===== RECORD SET =====

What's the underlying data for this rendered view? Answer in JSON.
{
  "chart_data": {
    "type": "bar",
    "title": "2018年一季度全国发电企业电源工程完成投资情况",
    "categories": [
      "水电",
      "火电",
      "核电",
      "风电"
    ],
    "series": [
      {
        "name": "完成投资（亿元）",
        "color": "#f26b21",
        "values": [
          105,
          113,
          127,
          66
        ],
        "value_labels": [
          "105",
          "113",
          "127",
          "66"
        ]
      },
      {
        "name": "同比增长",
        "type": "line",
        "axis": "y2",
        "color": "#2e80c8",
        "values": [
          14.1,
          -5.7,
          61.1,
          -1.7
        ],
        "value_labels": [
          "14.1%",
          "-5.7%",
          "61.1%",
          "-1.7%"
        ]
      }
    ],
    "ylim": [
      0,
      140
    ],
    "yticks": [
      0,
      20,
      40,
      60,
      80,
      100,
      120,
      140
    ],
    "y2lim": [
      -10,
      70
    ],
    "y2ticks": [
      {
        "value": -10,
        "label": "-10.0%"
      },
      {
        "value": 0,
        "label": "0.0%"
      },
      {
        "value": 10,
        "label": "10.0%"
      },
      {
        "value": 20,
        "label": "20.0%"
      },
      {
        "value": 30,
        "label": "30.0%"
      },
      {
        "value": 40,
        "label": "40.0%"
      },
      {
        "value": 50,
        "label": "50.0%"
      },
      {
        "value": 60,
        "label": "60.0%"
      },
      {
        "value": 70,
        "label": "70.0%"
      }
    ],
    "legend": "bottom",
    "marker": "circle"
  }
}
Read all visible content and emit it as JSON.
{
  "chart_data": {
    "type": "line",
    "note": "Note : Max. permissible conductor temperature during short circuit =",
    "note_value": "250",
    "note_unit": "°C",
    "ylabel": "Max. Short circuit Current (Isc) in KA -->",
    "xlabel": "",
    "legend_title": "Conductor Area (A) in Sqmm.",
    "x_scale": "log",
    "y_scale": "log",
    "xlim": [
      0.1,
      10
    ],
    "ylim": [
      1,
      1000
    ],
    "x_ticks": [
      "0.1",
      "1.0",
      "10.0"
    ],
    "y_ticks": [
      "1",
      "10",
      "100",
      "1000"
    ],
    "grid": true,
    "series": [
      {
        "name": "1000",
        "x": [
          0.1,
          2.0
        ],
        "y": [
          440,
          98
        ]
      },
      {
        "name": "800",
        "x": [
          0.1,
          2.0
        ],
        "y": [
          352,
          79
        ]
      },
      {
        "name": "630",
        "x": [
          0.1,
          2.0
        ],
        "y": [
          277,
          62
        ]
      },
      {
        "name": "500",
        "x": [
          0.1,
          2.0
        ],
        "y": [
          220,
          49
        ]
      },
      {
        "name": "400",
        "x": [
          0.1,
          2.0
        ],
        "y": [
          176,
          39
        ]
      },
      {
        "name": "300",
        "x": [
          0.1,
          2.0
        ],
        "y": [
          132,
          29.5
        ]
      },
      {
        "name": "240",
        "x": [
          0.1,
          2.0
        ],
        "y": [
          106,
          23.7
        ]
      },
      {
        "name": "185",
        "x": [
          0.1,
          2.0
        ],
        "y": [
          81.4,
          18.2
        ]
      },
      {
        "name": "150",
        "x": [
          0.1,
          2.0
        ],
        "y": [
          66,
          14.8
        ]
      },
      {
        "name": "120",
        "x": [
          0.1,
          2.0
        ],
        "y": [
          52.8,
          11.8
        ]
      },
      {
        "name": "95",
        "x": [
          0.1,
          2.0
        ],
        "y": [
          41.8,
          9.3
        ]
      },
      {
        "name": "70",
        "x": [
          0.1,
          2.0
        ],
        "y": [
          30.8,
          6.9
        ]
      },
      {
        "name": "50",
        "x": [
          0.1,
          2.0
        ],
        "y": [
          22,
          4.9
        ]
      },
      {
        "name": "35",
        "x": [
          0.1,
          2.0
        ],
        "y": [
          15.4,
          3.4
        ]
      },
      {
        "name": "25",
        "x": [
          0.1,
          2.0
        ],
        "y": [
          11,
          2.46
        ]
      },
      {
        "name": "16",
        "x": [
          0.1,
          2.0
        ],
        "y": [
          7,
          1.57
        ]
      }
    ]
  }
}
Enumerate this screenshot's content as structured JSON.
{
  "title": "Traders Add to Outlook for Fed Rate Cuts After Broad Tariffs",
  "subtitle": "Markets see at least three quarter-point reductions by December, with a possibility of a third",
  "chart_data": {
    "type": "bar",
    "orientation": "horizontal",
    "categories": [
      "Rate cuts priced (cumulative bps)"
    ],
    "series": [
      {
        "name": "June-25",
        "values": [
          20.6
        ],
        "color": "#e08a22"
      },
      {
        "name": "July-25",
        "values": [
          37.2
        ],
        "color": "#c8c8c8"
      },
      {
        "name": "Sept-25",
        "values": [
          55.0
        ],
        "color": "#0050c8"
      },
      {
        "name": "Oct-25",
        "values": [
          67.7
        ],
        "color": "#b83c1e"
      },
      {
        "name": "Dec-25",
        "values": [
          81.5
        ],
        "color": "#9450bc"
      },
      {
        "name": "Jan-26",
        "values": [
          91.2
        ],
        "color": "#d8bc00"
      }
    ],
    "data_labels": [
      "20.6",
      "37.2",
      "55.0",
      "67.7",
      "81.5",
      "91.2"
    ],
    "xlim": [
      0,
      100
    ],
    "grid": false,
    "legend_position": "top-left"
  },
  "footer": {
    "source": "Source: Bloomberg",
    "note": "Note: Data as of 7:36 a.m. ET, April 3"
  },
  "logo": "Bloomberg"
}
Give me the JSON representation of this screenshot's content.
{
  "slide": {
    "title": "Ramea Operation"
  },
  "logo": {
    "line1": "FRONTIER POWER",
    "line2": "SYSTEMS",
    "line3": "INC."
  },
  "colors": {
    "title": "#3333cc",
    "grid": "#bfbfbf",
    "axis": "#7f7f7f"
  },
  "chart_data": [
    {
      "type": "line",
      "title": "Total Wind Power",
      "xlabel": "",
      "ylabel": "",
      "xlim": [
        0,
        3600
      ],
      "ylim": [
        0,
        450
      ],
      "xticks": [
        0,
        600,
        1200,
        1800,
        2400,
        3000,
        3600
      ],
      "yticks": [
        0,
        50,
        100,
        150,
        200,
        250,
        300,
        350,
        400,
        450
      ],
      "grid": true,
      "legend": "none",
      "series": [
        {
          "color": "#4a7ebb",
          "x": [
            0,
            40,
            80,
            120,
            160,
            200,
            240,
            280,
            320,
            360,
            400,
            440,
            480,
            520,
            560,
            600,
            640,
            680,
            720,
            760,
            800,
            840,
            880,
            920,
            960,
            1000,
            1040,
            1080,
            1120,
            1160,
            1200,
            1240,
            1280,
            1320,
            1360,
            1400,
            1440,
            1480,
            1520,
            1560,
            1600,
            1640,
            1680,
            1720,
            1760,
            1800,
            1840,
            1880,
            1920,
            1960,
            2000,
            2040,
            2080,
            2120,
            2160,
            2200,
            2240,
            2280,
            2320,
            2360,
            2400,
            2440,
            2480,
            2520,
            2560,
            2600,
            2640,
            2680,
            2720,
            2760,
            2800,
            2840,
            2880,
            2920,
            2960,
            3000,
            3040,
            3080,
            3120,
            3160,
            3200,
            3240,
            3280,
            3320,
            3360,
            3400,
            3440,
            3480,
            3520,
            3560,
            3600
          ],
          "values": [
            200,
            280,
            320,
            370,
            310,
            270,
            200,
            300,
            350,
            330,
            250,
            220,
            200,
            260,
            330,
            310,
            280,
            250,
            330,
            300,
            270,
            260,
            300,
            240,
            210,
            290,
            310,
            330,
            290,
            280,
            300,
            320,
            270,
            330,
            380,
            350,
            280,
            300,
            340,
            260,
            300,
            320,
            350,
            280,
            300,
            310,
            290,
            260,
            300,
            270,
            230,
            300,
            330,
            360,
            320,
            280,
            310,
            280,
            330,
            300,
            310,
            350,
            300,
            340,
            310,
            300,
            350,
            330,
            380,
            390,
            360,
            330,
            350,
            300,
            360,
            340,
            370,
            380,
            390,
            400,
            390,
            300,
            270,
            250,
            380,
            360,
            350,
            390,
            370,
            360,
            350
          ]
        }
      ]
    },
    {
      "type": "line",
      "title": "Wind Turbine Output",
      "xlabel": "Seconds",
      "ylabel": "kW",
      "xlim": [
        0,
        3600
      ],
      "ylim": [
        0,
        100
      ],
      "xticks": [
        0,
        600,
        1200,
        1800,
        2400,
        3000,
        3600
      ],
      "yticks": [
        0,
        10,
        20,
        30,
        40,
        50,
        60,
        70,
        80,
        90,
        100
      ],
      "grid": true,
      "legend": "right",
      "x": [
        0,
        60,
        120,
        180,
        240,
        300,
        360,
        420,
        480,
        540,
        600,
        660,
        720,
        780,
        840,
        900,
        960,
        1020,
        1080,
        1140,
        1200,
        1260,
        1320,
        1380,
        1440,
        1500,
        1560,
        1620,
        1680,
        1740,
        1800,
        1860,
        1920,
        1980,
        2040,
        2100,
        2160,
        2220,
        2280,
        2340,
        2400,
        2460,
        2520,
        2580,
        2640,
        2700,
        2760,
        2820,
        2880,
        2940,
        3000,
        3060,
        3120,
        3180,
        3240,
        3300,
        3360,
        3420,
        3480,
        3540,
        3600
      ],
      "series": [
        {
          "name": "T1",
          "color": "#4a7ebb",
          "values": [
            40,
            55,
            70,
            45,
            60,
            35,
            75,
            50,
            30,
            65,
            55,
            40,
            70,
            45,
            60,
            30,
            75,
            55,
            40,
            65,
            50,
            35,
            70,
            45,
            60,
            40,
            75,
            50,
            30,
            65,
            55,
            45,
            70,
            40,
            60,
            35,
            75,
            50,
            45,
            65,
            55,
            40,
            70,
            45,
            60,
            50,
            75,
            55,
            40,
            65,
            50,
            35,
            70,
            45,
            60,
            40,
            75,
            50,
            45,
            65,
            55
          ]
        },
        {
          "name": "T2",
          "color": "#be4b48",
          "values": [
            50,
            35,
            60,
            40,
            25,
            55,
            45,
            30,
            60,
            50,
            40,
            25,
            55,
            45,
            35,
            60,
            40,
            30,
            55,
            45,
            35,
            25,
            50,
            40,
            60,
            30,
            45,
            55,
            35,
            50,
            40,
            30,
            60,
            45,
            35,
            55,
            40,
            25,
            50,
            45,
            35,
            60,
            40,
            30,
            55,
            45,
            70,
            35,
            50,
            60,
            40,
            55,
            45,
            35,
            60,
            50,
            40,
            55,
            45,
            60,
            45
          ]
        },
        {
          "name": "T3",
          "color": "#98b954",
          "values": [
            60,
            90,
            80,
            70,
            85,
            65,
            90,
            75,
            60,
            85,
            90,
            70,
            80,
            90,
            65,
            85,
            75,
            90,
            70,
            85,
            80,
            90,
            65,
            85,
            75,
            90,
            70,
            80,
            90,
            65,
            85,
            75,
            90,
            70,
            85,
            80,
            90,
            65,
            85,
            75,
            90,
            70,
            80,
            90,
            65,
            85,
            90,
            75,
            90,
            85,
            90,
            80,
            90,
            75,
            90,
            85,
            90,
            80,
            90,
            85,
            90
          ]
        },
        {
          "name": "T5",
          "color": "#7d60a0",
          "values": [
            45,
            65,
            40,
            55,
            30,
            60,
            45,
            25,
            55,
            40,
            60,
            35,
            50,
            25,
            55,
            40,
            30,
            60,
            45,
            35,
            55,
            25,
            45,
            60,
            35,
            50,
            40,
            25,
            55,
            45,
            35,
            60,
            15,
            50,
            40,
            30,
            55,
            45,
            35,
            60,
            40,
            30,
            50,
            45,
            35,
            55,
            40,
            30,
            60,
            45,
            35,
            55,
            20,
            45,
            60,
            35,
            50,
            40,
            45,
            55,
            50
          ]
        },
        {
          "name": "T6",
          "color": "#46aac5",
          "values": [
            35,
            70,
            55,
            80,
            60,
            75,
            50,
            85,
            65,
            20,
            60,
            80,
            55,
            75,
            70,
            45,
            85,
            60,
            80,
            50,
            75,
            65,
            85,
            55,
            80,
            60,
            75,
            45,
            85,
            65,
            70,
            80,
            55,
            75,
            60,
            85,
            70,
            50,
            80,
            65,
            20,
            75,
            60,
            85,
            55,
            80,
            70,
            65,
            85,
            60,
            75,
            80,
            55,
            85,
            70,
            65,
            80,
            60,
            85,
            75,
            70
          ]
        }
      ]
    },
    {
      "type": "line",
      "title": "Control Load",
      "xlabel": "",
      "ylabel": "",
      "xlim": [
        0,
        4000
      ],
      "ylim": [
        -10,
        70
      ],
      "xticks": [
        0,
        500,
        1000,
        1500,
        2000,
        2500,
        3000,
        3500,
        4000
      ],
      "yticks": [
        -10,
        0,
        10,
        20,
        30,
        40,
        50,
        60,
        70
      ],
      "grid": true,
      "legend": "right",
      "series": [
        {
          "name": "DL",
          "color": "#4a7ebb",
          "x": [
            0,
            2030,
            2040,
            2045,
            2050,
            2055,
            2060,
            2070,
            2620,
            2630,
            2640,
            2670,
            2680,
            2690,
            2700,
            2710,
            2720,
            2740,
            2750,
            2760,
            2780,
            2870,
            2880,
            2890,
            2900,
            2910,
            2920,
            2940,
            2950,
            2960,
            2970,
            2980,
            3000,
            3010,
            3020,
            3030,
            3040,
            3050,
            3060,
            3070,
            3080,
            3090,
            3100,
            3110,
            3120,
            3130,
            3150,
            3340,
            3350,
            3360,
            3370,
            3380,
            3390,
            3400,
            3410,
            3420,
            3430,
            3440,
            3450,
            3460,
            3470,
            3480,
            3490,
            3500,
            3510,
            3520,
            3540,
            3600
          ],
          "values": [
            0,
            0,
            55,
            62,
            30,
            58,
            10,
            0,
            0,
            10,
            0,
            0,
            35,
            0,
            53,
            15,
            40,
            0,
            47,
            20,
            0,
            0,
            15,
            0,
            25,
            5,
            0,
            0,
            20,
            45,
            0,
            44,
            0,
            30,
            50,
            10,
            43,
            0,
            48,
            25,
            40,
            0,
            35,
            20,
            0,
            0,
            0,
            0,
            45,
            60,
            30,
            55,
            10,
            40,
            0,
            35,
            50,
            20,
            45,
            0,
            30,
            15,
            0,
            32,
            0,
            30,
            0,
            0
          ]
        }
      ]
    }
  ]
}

=====

WHAT TO WORK ON:
In the entries above, find each line with the string "screenshot" and copy it.

EXPECTED ANSWER:
Enumerate this screenshot's content as structured JSON.
Give me the JSON representation of this screenshot's content.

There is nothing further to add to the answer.